**TEXT PASSAGE:**
*** Begin section ***

Sure thing. I didn't post more details about the actual debugging because I didn't find a good way to leverage stella for this one. In the end I just reviewed the code and monitored the SP using the method I mentioned above.

Dividing the problem into many small sub-routines is a good thing. The problem here is that you have inadvertently created a recursive function. main->...->gameover->gameset->main->..keeps repeating. The best way to avoid this is at the architectural level. You can have a single main loop via a goto. Inside that main loop you can check a state variable and act accordingly. The the gameover routine would update the state variable instead of jumping straight to the new game itself. Since you've already written so much code and it would difficult to modify the overall architecture at this point, I have developed a simple work around that will allow you to reset the stack when gameset is called. This prevents the stack overflow and should resolve the weird issues you've been seeing. Simply add this assembly code to the beginning of the gameset routine: asm STX $FF LDX #$FF TXS LDX $FF end

Thanks for tip about the resistors. After reading your post about the noise I watched the video again and noticed that the signal is only messed up for the portion of the frame where the 6502 is active. So it probably is related to switching noise. I'll try the extra resistors and post another video if it helps.

I think RT is correct about the gosub. If you look at the stack pointer register (SP) inside the debugger you will see that it decrements by 2 each game. Eventually the stack overflows into memory that is being used by the game/kernel and causes lots of bad stuff to happen. The symptoms are so varied because of the random way the memory is corrupted. You can test whether or not this issues has been resolved by simply watching the value of SP after the second game is started. If SP is decreasing by 2 each game the issue has not been resolved. If you provided the source code I would be happy to debug this issue and post the steps that I took so that it can serve as a learning experience for all of us. If you do not wish to share the source with everyone, you may send it to me via PM and I will limit my results to only showing the few lines of code that are relevant. Hit ~ to toggle between running mode and debug mode. Once in debug mode the value of SP is displayed on the top right. Here is a screenshot from stella showing how SP has been reduced to $F3 after several games were played. At this point I started to see some really interesting behavior.

Yeah, I was wondering about what to do with SECAM. Maybe there's a variation in the hardware that can be detected. Regarding the menu, I'd only show it for pal since nstc can be correctly identified. It also seems like a good setting to save in the arm eeprom so you only have to choose once. That could probably be done with the encore too.

*** End section ***

**TASK GOAL:** Retype the stretch of the forum thread from "Yeah, I was" through "the encore too.". Rely solely on the forum thread for this work.

**RECORDED DATA:**
*** Begin section ***

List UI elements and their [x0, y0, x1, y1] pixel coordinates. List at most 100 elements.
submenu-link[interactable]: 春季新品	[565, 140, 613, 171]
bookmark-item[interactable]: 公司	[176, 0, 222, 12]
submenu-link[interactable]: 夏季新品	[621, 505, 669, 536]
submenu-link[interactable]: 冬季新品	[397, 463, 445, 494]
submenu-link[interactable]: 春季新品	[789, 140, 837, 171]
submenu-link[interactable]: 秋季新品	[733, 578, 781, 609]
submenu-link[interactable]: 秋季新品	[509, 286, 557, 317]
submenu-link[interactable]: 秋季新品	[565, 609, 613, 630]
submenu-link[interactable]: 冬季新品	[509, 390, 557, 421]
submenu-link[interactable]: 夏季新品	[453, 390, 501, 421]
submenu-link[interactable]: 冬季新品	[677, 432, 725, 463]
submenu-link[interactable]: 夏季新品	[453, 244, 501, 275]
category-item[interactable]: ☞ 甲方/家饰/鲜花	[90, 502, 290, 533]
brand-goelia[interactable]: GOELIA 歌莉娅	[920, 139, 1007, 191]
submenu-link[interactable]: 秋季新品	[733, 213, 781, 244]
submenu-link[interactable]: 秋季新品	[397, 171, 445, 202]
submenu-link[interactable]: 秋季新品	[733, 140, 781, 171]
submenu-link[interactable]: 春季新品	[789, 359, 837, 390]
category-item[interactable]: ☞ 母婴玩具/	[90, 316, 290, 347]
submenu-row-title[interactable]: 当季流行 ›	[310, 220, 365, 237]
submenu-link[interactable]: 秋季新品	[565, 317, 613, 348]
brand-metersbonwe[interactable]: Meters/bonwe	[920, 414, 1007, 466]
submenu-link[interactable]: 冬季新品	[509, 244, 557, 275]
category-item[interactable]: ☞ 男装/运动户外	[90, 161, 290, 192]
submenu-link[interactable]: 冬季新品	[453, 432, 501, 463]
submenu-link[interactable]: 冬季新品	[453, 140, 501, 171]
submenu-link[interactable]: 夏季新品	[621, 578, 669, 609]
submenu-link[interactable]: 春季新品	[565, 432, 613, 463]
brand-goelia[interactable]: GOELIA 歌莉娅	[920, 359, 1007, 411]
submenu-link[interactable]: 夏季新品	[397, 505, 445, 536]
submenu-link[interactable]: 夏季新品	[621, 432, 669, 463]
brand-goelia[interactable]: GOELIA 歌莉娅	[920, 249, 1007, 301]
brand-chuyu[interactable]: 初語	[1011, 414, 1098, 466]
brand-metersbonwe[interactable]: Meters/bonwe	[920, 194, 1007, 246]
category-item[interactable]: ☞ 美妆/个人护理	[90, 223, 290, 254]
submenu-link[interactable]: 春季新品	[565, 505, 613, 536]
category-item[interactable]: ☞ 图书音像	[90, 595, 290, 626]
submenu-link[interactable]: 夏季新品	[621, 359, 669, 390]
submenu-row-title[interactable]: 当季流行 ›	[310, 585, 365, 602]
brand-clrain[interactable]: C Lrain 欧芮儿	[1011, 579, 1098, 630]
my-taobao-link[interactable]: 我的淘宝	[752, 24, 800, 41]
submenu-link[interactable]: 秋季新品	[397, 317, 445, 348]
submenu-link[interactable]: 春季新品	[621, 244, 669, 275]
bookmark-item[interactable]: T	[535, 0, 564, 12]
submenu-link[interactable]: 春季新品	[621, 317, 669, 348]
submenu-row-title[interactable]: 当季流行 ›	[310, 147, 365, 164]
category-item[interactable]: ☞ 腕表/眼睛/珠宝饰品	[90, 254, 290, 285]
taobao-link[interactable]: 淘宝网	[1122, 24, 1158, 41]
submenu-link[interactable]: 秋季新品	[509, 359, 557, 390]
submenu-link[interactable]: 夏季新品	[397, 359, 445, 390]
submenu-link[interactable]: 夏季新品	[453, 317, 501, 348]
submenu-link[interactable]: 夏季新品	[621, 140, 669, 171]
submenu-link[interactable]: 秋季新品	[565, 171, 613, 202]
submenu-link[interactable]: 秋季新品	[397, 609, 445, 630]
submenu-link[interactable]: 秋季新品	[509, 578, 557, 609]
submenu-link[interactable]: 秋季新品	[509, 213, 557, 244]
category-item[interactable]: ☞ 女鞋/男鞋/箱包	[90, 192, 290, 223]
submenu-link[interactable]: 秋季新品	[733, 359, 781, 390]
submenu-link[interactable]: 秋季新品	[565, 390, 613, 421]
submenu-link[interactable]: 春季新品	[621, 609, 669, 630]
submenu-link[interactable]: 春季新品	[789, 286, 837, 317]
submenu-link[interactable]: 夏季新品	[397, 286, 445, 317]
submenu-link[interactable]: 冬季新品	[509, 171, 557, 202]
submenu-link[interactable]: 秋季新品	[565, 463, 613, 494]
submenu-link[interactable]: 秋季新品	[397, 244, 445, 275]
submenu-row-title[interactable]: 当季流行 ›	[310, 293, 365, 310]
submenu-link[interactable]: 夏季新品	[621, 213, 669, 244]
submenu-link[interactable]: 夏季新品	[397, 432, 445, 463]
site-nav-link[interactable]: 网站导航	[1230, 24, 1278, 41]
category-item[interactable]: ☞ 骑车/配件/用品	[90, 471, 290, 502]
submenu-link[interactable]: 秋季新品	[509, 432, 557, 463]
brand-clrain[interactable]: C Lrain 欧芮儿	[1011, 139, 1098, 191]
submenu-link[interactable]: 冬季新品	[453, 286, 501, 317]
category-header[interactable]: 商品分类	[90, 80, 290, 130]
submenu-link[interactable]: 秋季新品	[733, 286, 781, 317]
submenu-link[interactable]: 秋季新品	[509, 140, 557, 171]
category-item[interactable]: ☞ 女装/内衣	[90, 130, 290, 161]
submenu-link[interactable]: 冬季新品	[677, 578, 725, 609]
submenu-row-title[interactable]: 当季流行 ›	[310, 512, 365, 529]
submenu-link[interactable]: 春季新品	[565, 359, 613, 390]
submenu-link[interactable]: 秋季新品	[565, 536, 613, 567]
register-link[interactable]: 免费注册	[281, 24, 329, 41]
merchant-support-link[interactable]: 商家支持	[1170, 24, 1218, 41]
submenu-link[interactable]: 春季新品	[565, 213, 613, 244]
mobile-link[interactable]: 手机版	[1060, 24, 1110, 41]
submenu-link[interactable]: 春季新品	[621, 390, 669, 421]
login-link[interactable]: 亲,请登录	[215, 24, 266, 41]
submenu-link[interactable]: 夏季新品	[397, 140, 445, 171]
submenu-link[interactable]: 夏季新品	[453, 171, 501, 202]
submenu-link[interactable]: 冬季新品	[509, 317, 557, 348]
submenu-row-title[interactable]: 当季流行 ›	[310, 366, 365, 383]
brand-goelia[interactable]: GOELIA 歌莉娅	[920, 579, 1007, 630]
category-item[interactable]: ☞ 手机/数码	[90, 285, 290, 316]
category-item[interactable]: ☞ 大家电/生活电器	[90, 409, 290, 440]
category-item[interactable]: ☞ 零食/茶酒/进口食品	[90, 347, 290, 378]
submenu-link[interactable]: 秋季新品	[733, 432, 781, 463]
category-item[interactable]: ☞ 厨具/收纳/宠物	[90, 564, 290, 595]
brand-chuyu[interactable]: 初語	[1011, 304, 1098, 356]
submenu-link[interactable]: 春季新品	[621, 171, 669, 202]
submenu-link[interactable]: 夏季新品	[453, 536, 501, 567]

*** End section ***

**ANSWER SECTION:**
Yeah, I was wondering about what to do with SECAM. Maybe there's a variation in the hardware that can be detected. Regarding the menu, I'd only show it for pal since nstc can be correctly identified. It also seems like a good setting to save in the arm eeprom so you only have to choose once. That could probably be done with the encore too.